======== Exercise material ========

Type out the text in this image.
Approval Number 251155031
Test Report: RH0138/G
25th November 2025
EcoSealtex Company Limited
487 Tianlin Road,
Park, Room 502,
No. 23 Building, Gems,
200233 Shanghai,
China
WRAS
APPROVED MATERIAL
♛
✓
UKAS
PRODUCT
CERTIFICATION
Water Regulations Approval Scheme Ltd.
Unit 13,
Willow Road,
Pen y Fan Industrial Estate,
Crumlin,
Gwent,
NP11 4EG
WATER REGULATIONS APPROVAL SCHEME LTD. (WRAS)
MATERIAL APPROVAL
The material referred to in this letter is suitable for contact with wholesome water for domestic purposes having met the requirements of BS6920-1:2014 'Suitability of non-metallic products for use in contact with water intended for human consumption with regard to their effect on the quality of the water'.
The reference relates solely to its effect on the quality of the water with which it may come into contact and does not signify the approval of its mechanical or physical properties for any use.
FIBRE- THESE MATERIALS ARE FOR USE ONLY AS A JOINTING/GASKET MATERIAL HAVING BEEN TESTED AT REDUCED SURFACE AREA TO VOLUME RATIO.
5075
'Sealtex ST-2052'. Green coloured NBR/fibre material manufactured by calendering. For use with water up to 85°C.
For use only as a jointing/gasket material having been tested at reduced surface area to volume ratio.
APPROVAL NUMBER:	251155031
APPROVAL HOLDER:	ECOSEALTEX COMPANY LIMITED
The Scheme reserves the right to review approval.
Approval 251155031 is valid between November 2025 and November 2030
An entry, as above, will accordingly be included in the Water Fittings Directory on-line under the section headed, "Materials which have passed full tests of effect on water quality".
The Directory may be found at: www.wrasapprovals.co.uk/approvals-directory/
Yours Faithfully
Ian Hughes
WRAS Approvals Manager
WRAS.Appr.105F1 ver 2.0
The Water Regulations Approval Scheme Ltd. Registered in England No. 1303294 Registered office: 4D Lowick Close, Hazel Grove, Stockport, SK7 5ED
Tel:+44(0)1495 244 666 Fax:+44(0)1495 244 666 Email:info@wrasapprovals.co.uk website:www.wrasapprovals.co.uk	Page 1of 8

========

■ What this task involves: Return each line of the listing that holds the string "with".

■ Solution for this problem:
The material referred to in this letter is suitable for contact with wholesome water for domestic purposes having met the requirements of BS6920-1:2014 'Suitability of non-metallic products for use in contact with water intended for human consumption with regard to their effect on the quality of the water'.
The reference relates solely to its effect on the quality of the water with which it may come into contact and does not signify the approval of its mechanical or physical properties for any use.
'Sealtex ST-2052'. Green coloured NBR/fibre material manufactured by calendering. For use with water up to 85°C.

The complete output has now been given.